▶ _INPUT MATERIAL_:

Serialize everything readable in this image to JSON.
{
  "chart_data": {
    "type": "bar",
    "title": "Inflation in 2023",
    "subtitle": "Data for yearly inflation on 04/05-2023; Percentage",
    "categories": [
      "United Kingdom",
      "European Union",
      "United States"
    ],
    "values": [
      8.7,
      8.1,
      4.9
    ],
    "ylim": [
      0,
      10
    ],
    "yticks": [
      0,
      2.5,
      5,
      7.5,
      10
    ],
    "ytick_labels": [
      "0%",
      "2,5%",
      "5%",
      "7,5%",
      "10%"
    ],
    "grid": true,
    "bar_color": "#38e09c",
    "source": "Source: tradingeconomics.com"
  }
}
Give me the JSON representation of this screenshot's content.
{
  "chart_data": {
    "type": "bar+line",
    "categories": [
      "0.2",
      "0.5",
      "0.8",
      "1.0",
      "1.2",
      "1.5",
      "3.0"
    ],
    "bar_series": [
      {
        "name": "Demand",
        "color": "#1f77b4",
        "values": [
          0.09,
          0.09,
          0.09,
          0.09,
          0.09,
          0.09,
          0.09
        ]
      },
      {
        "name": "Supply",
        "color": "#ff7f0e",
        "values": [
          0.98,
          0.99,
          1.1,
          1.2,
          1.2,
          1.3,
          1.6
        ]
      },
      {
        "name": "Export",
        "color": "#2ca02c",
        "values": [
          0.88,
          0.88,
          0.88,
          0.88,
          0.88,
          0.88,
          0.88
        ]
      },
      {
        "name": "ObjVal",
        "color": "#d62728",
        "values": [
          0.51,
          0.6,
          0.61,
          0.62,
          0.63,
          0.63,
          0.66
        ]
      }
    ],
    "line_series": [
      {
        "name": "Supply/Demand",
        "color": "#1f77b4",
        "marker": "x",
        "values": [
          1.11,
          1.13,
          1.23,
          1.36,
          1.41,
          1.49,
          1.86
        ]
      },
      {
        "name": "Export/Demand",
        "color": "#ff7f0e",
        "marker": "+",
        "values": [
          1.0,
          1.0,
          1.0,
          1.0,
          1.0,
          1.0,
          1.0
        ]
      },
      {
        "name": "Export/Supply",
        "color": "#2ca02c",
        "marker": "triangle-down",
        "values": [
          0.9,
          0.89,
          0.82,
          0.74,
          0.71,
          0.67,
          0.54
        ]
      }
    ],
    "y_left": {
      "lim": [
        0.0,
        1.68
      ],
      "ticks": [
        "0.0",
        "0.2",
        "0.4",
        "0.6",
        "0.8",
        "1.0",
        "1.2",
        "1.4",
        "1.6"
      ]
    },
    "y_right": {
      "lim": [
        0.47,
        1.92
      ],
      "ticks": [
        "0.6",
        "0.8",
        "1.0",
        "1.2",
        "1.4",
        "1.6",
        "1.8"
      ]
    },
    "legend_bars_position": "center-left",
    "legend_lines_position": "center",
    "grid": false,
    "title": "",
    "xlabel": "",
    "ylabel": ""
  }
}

▶ _STATED TASK_: Of the lines in this listing, report how many contain the string "Export", and give the number only.

▶ _TASK RESULT_: 3